──────── DATA PROVIDED ────────
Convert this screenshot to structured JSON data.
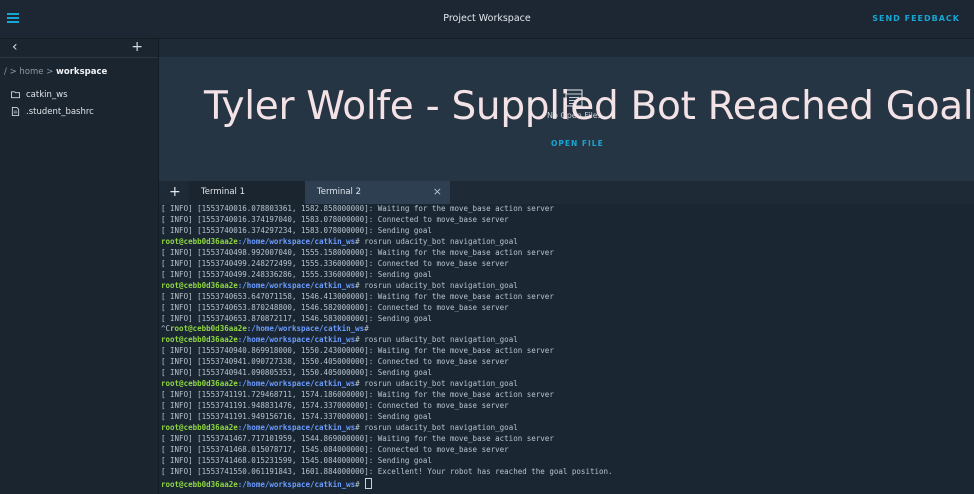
{
  "header": {
    "title": "Project Workspace",
    "send_feedback": "SEND FEEDBACK"
  },
  "sidebar": {
    "back": "‹",
    "add": "+",
    "breadcrumb": {
      "root": "/",
      "sep1": ">",
      "home": "home",
      "sep2": ">",
      "current": "workspace"
    },
    "files": [
      {
        "name": "catkin_ws",
        "icon": "folder-icon"
      },
      {
        "name": ".student_bashrc",
        "icon": "file-icon"
      }
    ]
  },
  "editor": {
    "empty_text": "No Open Files",
    "open_file": "OPEN FILE"
  },
  "overlay": {
    "title": "Tyler Wolfe - Supplied Bot Reached Goal"
  },
  "tabs": {
    "add": "+",
    "items": [
      {
        "label": "Terminal 1",
        "close": "×",
        "active": false
      },
      {
        "label": "Terminal 2",
        "close": "×",
        "active": true
      }
    ]
  },
  "terminal": {
    "prompt_user": "root@cebb0d36aa2e",
    "prompt_path": ":/home/workspace/catkin_ws",
    "lines": [
      "[ INFO] [1553740016.078803361, 1582.858000000]: Waiting for the move_base action server",
      "[ INFO] [1553740016.374197040, 1583.078000000]: Connected to move_base server",
      "[ INFO] [1553740016.374297234, 1583.078000000]: Sending goal",
      "P# rosrun udacity_bot navigation_goal",
      "[ INFO] [1553740498.992007040, 1555.158000000]: Waiting for the move_base action server",
      "[ INFO] [1553740499.248272499, 1555.336000000]: Connected to move_base server",
      "[ INFO] [1553740499.248336286, 1555.336000000]: Sending goal",
      "P# rosrun udacity_bot navigation_goal",
      "[ INFO] [1553740653.647071158, 1546.413000000]: Waiting for the move_base action server",
      "[ INFO] [1553740653.870248800, 1546.582000000]: Connected to move_base server",
      "[ INFO] [1553740653.870872117, 1546.583000000]: Sending goal",
      "^CP#",
      "P# rosrun udacity_bot navigation_goal",
      "[ INFO] [1553740940.869918000, 1550.243000000]: Waiting for the move_base action server",
      "[ INFO] [1553740941.090727338, 1550.405000000]: Connected to move_base server",
      "[ INFO] [1553740941.090805353, 1550.405000000]: Sending goal",
      "P# rosrun udacity_bot navigation_goal",
      "[ INFO] [1553741191.729468711, 1574.186000000]: Waiting for the move_base action server",
      "[ INFO] [1553741191.948831476, 1574.337000000]: Connected to move_base server",
      "[ INFO] [1553741191.949156716, 1574.337000000]: Sending goal",
      "P# rosrun udacity_bot navigation_goal",
      "[ INFO] [1553741467.717101959, 1544.869000000]: Waiting for the move_base action server",
      "[ INFO] [1553741468.015078717, 1545.084000000]: Connected to move_base server",
      "[ INFO] [1553741468.015231599, 1545.084000000]: Sending goal",
      "[ INFO] [1553741550.061191843, 1601.884000000]: Excellent! Your robot has reached the goal position.",
      "P#"
    ]
  },
  "colors": {
    "accent": "#17a6d4",
    "prompt_user": "#8fd640",
    "prompt_path": "#6b9bff",
    "overlay_text": "#f4e3e6"
  }
}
────────
* TASK DETAILS *
Reproduce every entry exactly, but omit each picture.

* RESULT *
Convert this screenshot to structured JSON data.
{
  "header": {
    "title": "Project Workspace",
    "send_feedback": "SEND FEEDBACK"
  },
  "sidebar": {
    "back": "‹",
    "add": "+",
    "breadcrumb": {
      "root": "/",
      "sep1": ">",
      "home": "home",
      "sep2": ">",
      "current": "workspace"
    },
    "files": [
      {
        "name": "catkin_ws",
        "icon": "folder-icon"
      },
      {
        "name": ".student_bashrc",
        "icon": "file-icon"
      }
    ]
  },
  "editor": {
    "empty_text": "No Open Files",
    "open_file": "OPEN FILE"
  },
  "overlay": {
    "title": "Tyler Wolfe - Supplied Bot Reached Goal"
  },
  "tabs": {
    "add": "+",
    "items": [
      {
        "label": "Terminal 1",
        "close": "×",
        "active": false
      },
      {
        "label": "Terminal 2",
        "close": "×",
        "active": true
      }
    ]
  },
  "terminal": {
    "prompt_user": "root@cebb0d36aa2e",
    "prompt_path": ":/home/workspace/catkin_ws",
    "lines": [
      "[ INFO] [1553740016.078803361, 1582.858000000]: Waiting for the move_base action server",
      "[ INFO] [1553740016.374197040, 1583.078000000]: Connected to move_base server",
      "[ INFO] [1553740016.374297234, 1583.078000000]: Sending goal",
      "P# rosrun udacity_bot navigation_goal",
      "[ INFO] [1553740498.992007040, 1555.158000000]: Waiting for the move_base action server",
      "[ INFO] [1553740499.248272499, 1555.336000000]: Connected to move_base server",
      "[ INFO] [1553740499.248336286, 1555.336000000]: Sending goal",
      "P# rosrun udacity_bot navigation_goal",
      "[ INFO] [1553740653.647071158, 1546.413000000]: Waiting for the move_base action server",
      "[ INFO] [1553740653.870248800, 1546.582000000]: Connected to move_base server",
      "[ INFO] [1553740653.870872117, 1546.583000000]: Sending goal",
      "^CP#",
      "P# rosrun udacity_bot navigation_goal",
      "[ INFO] [1553740940.869918000, 1550.243000000]: Waiting for the move_base action server",
      "[ INFO] [1553740941.090727338, 1550.405000000]: Connected to move_base server",
      "[ INFO] [1553740941.090805353, 1550.405000000]: Sending goal",
      "P# rosrun udacity_bot navigation_goal",
      "[ INFO] [1553741191.729468711, 1574.186000000]: Waiting for the move_base action server",
      "[ INFO] [1553741191.948831476, 1574.337000000]: Connected to move_base server",
      "[ INFO] [1553741191.949156716, 1574.337000000]: Sending goal",
      "P# rosrun udacity_bot navigation_goal",
      "[ INFO] [1553741467.717101959, 1544.869000000]: Waiting for the move_base action server",
      "[ INFO] [1553741468.015078717, 1545.084000000]: Connected to move_base server",
      "[ INFO] [1553741468.015231599, 1545.084000000]: Sending goal",
      "[ INFO] [1553741550.061191843, 1601.884000000]: Excellent! Your robot has reached the goal position.",
      "P#"
    ]
  },
  "colors": {
    "accent": "#17a6d4",
    "prompt_user": "#8fd640",
    "prompt_path": "#6b9bff",
    "overlay_text": "#f4e3e6"
  }
}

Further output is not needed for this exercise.